Report every line in the listing that contains the string "badania".

==================================================

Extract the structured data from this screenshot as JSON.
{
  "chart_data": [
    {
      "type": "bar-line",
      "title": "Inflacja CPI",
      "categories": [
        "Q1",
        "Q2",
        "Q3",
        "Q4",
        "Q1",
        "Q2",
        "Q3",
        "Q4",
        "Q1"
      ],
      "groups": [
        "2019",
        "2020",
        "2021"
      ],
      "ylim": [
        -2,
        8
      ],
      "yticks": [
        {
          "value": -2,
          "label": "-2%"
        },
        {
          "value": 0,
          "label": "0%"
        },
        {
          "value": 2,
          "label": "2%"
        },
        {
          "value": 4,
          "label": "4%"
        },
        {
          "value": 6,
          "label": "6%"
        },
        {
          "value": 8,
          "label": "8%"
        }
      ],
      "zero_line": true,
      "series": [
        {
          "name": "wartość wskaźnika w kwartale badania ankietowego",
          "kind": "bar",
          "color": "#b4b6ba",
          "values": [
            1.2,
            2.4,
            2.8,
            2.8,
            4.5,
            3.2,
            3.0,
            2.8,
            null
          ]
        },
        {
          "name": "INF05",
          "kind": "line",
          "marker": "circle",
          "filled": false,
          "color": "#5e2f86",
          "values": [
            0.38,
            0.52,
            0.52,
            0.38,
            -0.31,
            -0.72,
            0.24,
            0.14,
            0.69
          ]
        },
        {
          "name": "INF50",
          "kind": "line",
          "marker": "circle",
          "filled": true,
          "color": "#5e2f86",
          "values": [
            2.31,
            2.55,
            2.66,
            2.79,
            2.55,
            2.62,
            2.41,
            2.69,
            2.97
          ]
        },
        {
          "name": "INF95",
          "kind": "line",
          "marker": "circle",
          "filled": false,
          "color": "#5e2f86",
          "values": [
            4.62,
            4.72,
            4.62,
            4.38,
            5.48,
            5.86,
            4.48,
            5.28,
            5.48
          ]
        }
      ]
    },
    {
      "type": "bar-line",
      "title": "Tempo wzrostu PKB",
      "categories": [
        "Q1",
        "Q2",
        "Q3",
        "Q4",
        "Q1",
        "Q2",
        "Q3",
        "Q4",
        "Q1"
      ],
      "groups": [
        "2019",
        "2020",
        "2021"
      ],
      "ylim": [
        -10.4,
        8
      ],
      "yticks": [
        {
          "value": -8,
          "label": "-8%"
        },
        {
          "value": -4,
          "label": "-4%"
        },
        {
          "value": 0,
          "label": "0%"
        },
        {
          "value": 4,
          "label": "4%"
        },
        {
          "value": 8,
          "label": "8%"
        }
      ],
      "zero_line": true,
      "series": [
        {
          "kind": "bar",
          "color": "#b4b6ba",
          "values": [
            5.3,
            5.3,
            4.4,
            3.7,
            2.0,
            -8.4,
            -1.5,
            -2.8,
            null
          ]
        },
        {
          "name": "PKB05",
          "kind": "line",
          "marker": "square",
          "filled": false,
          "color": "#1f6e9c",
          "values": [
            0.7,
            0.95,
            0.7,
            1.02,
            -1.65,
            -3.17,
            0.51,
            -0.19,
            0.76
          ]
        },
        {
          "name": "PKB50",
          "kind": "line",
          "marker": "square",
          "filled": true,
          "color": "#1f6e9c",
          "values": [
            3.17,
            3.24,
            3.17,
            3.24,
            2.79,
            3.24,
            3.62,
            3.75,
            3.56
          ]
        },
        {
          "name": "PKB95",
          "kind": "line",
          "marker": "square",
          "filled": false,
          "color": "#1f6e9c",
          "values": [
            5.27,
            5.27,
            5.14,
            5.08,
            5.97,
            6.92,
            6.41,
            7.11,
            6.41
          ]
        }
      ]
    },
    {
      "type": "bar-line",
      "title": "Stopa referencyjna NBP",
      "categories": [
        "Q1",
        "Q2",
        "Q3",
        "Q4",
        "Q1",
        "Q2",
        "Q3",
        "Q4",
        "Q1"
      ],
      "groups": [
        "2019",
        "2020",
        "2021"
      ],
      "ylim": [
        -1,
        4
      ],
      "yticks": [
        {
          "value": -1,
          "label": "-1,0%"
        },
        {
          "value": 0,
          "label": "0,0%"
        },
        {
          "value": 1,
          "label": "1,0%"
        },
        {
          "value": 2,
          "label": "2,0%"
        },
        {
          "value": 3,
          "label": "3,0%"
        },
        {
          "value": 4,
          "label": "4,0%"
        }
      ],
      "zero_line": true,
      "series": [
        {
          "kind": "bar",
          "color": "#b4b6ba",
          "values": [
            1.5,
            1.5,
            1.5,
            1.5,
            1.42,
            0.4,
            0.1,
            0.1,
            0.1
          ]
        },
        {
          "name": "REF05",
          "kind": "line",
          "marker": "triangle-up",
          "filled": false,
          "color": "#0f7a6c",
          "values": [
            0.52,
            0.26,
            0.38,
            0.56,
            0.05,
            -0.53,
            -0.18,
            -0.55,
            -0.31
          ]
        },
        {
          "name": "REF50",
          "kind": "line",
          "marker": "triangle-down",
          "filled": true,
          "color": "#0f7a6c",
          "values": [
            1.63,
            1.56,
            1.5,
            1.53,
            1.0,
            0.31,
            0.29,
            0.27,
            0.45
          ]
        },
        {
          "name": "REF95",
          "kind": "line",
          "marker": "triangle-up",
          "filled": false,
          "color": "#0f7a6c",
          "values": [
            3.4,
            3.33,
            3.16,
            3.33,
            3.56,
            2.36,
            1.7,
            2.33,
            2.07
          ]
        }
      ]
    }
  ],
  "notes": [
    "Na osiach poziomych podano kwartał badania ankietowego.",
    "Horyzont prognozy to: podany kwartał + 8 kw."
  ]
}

==================================================

Correct response:
          "name": "wartość wskaźnika w kwartale badania ankietowego",
    "Na osiach poziomych podano kwartał badania ankietowego.",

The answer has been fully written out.